PROMPT :: Each entry below should be written out exactly as it is, with no pictures.

Stored records
####################

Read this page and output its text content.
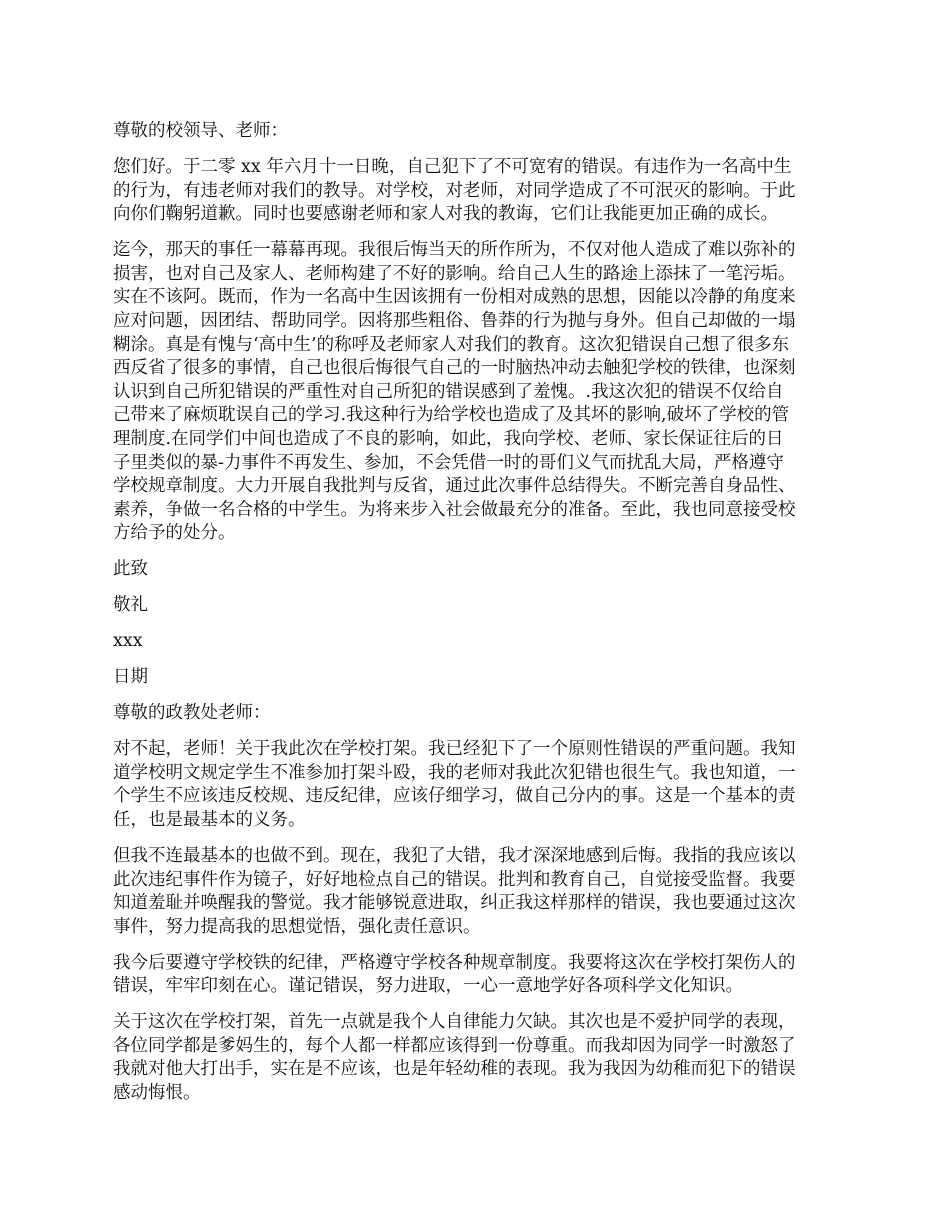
尊敬的校领导、老师：

您们好。于二零 xx 年六月十一日晚，自己犯下了不可宽宥的错误。有违作为一名高中生
的行为，有违老师对我们的教导。对学校，对老师，对同学造成了不可泯灭的影响。于此
向你们鞠躬道歉。同时也要感谢老师和家人对我的教诲，它们让我能更加正确的成长。

迄今，那天的事任一幕幕再现。我很后悔当天的所作所为，不仅对他人造成了难以弥补的
损害，也对自己及家人、老师构建了不好的影响。给自己人生的路途上添抹了一笔污垢。
实在不该阿。既而，作为一名高中生因该拥有一份相对成熟的思想，因能以冷静的角度来
应对问题，因团结、帮助同学。因将那些粗俗、鲁莽的行为抛与身外。但自己却做的一塌
糊涂。真是有愧与‘高中生’的称呼及老师家人对我们的教育。这次犯错误自己想了很多东
西反省了很多的事情，自己也很后悔很气自己的一时脑热冲动去触犯学校的铁律，也深刻
认识到自己所犯错误的严重性对自己所犯的错误感到了羞愧。.我这次犯的错误不仅给自
己带来了麻烦耽误自己的学习.我这种行为给学校也造成了及其坏的影响,破坏了学校的管
理制度.在同学们中间也造成了不良的影响，如此，我向学校、老师、家长保证往后的日
子里类似的暴-力事件不再发生、参加，不会凭借一时的哥们义气而扰乱大局，严格遵守
学校规章制度。大力开展自我批判与反省，通过此次事件总结得失。不断完善自身品性、
素养，争做一名合格的中学生。为将来步入社会做最充分的准备。至此，我也同意接受校
方给予的处分。

此致

敬礼

xxx

日期

尊敬的政教处老师：

对不起，老师！关于我此次在学校打架。我已经犯下了一个原则性错误的严重问题。我知
道学校明文规定学生不准参加打架斗殴，我的老师对我此次犯错也很生气。我也知道，一
个学生不应该违反校规、违反纪律，应该仔细学习，做自己分内的事。这是一个基本的责
任，也是最基本的义务。

但我不连最基本的也做不到。现在，我犯了大错，我才深深地感到后悔。我指的我应该以
此次违纪事件作为镜子，好好地检点自己的错误。批判和教育自己，自觉接受监督。我要
知道羞耻并唤醒我的警觉。我才能够锐意进取，纠正我这样那样的错误，我也要通过这次
事件，努力提高我的思想觉悟，强化责任意识。

我今后要遵守学校铁的纪律，严格遵守学校各种规章制度。我要将这次在学校打架伤人的
错误，牢牢印刻在心。谨记错误，努力进取，一心一意地学好各项科学文化知识。

关于这次在学校打架，首先一点就是我个人自律能力欠缺。其次也是不爱护同学的表现，
各位同学都是爹妈生的，每个人都一样都应该得到一份尊重。而我却因为同学一时激怒了
我就对他大打出手，实在是不应该，也是年轻幼稚的表现。我为我因为幼稚而犯下的错误
感动悔恨。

####################

CORRECT RESULT ::
Read this page and output its text content.
尊敬的校领导、老师：

您们好。于二零 xx 年六月十一日晚，自己犯下了不可宽宥的错误。有违作为一名高中生
的行为，有违老师对我们的教导。对学校，对老师，对同学造成了不可泯灭的影响。于此
向你们鞠躬道歉。同时也要感谢老师和家人对我的教诲，它们让我能更加正确的成长。

迄今，那天的事任一幕幕再现。我很后悔当天的所作所为，不仅对他人造成了难以弥补的
损害，也对自己及家人、老师构建了不好的影响。给自己人生的路途上添抹了一笔污垢。
实在不该阿。既而，作为一名高中生因该拥有一份相对成熟的思想，因能以冷静的角度来
应对问题，因团结、帮助同学。因将那些粗俗、鲁莽的行为抛与身外。但自己却做的一塌
糊涂。真是有愧与‘高中生’的称呼及老师家人对我们的教育。这次犯错误自己想了很多东
西反省了很多的事情，自己也很后悔很气自己的一时脑热冲动去触犯学校的铁律，也深刻
认识到自己所犯错误的严重性对自己所犯的错误感到了羞愧。.我这次犯的错误不仅给自
己带来了麻烦耽误自己的学习.我这种行为给学校也造成了及其坏的影响,破坏了学校的管
理制度.在同学们中间也造成了不良的影响，如此，我向学校、老师、家长保证往后的日
子里类似的暴-力事件不再发生、参加，不会凭借一时的哥们义气而扰乱大局，严格遵守
学校规章制度。大力开展自我批判与反省，通过此次事件总结得失。不断完善自身品性、
素养，争做一名合格的中学生。为将来步入社会做最充分的准备。至此，我也同意接受校
方给予的处分。

此致

敬礼

xxx

日期

尊敬的政教处老师：

对不起，老师！关于我此次在学校打架。我已经犯下了一个原则性错误的严重问题。我知
道学校明文规定学生不准参加打架斗殴，我的老师对我此次犯错也很生气。我也知道，一
个学生不应该违反校规、违反纪律，应该仔细学习，做自己分内的事。这是一个基本的责
任，也是最基本的义务。

但我不连最基本的也做不到。现在，我犯了大错，我才深深地感到后悔。我指的我应该以
此次违纪事件作为镜子，好好地检点自己的错误。批判和教育自己，自觉接受监督。我要
知道羞耻并唤醒我的警觉。我才能够锐意进取，纠正我这样那样的错误，我也要通过这次
事件，努力提高我的思想觉悟，强化责任意识。

我今后要遵守学校铁的纪律，严格遵守学校各种规章制度。我要将这次在学校打架伤人的
错误，牢牢印刻在心。谨记错误，努力进取，一心一意地学好各项科学文化知识。

关于这次在学校打架，首先一点就是我个人自律能力欠缺。其次也是不爱护同学的表现，
各位同学都是爹妈生的，每个人都一样都应该得到一份尊重。而我却因为同学一时激怒了
我就对他大打出手，实在是不应该，也是年轻幼稚的表现。我为我因为幼稚而犯下的错误
感动悔恨。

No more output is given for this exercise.